§ DATASET:
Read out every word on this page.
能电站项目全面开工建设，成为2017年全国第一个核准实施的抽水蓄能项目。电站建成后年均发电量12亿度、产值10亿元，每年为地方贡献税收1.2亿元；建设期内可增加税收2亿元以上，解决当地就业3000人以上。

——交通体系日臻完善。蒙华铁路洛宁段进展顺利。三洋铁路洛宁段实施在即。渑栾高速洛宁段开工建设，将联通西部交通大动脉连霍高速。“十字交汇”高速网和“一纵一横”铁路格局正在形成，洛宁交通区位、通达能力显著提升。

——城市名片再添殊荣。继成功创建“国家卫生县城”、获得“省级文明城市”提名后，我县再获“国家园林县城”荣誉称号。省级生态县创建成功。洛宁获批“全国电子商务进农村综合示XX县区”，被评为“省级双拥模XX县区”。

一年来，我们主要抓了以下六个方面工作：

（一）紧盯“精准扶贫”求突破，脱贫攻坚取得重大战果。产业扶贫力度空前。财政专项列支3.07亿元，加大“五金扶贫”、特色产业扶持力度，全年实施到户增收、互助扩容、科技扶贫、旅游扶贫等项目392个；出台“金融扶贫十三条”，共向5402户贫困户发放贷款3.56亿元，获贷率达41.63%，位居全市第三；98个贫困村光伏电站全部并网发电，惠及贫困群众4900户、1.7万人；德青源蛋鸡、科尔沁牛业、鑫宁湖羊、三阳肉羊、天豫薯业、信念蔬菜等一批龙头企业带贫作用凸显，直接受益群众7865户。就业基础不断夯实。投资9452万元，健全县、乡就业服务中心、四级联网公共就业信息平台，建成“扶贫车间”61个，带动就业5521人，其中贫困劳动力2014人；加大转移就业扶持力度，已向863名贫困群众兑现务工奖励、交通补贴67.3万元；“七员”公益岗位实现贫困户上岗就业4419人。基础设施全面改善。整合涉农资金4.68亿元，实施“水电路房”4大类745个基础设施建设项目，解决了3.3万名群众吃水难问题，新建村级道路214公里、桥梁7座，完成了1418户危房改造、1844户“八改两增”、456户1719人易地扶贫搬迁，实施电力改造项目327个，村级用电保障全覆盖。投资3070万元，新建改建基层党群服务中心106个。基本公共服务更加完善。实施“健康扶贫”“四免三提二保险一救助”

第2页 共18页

§ SHORT EXERCISE: Without leaving anything out, quote all the data.

§ REPLY:
Read out every word on this page.
能电站项目全面开工建设，成为2017年全国第一个核准实施的抽水蓄能项目。电站建成后年均发电量12亿度、产值10亿元，每年为地方贡献税收1.2亿元；建设期内可增加税收2亿元以上，解决当地就业3000人以上。

——交通体系日臻完善。蒙华铁路洛宁段进展顺利。三洋铁路洛宁段实施在即。渑栾高速洛宁段开工建设，将联通西部交通大动脉连霍高速。“十字交汇”高速网和“一纵一横”铁路格局正在形成，洛宁交通区位、通达能力显著提升。

——城市名片再添殊荣。继成功创建“国家卫生县城”、获得“省级文明城市”提名后，我县再获“国家园林县城”荣誉称号。省级生态县创建成功。洛宁获批“全国电子商务进农村综合示XX县区”，被评为“省级双拥模XX县区”。

一年来，我们主要抓了以下六个方面工作：

（一）紧盯“精准扶贫”求突破，脱贫攻坚取得重大战果。产业扶贫力度空前。财政专项列支3.07亿元，加大“五金扶贫”、特色产业扶持力度，全年实施到户增收、互助扩容、科技扶贫、旅游扶贫等项目392个；出台“金融扶贫十三条”，共向5402户贫困户发放贷款3.56亿元，获贷率达41.63%，位居全市第三；98个贫困村光伏电站全部并网发电，惠及贫困群众4900户、1.7万人；德青源蛋鸡、科尔沁牛业、鑫宁湖羊、三阳肉羊、天豫薯业、信念蔬菜等一批龙头企业带贫作用凸显，直接受益群众7865户。就业基础不断夯实。投资9452万元，健全县、乡就业服务中心、四级联网公共就业信息平台，建成“扶贫车间”61个，带动就业5521人，其中贫困劳动力2014人；加大转移就业扶持力度，已向863名贫困群众兑现务工奖励、交通补贴67.3万元；“七员”公益岗位实现贫困户上岗就业4419人。基础设施全面改善。整合涉农资金4.68亿元，实施“水电路房”4大类745个基础设施建设项目，解决了3.3万名群众吃水难问题，新建村级道路214公里、桥梁7座，完成了1418户危房改造、1844户“八改两增”、456户1719人易地扶贫搬迁，实施电力改造项目327个，村级用电保障全覆盖。投资3070万元，新建改建基层党群服务中心106个。基本公共服务更加完善。实施“健康扶贫”“四免三提二保险一救助”

第2页 共18页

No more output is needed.